# Input material:
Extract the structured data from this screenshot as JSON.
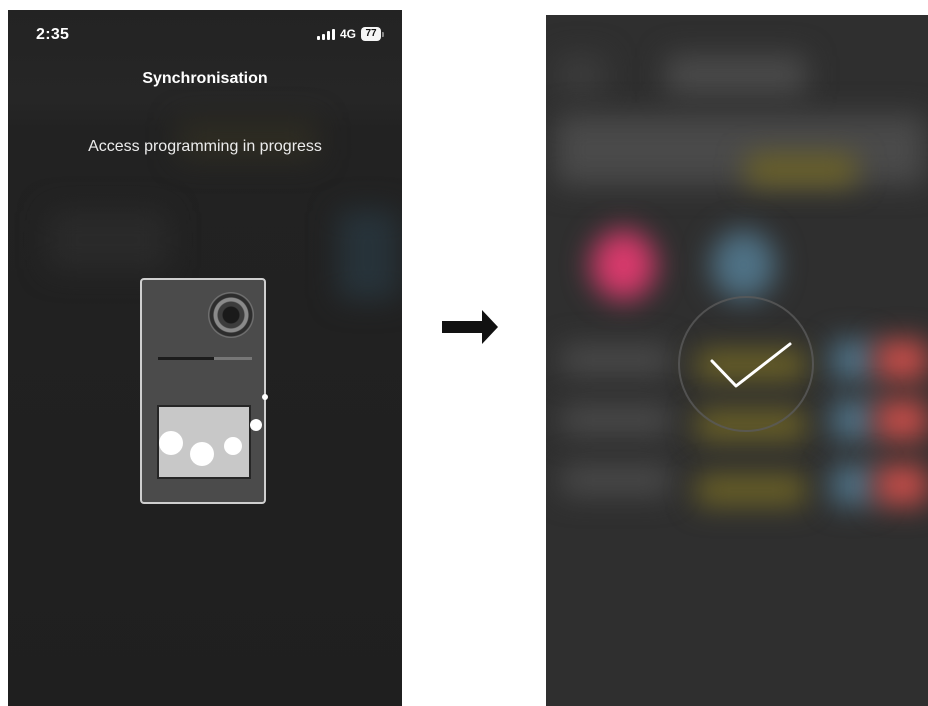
{
  "left_screen": {
    "status_bar": {
      "time": "2:35",
      "network": "4G",
      "battery": "77",
      "icons": [
        "signal-bars-icon",
        "battery-icon"
      ]
    },
    "title": "Synchronisation",
    "message": "Access programming in progress",
    "illustration": {
      "name": "door-entry-panel",
      "progress": 0.6
    }
  },
  "transition_icon": "right-arrow-icon",
  "right_screen": {
    "state": "blurred-background",
    "overlay_icon": "checkmark-icon"
  },
  "colors": {
    "screen_bg": "#222222",
    "blurred_bg": "#2f2f2f",
    "device_body": "#4b4b4b",
    "device_panel": "#c8c8c8",
    "ghost_pink": "#d83a6c",
    "ghost_blue": "#4f7286",
    "ghost_yellow": "#6d6326",
    "ghost_red": "#c84e4a"
  }
}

# Given task:
Reproduce each line of the records exactly, and omit every picture.

# Correct output:
Extract the structured data from this screenshot as JSON.
{
  "left_screen": {
    "status_bar": {
      "time": "2:35",
      "network": "4G",
      "battery": "77",
      "icons": [
        "signal-bars-icon",
        "battery-icon"
      ]
    },
    "title": "Synchronisation",
    "message": "Access programming in progress",
    "illustration": {
      "name": "door-entry-panel",
      "progress": 0.6
    }
  },
  "transition_icon": "right-arrow-icon",
  "right_screen": {
    "state": "blurred-background",
    "overlay_icon": "checkmark-icon"
  },
  "colors": {
    "screen_bg": "#222222",
    "blurred_bg": "#2f2f2f",
    "device_body": "#4b4b4b",
    "device_panel": "#c8c8c8",
    "ghost_pink": "#d83a6c",
    "ghost_blue": "#4f7286",
    "ghost_yellow": "#6d6326",
    "ghost_red": "#c84e4a"
  }
}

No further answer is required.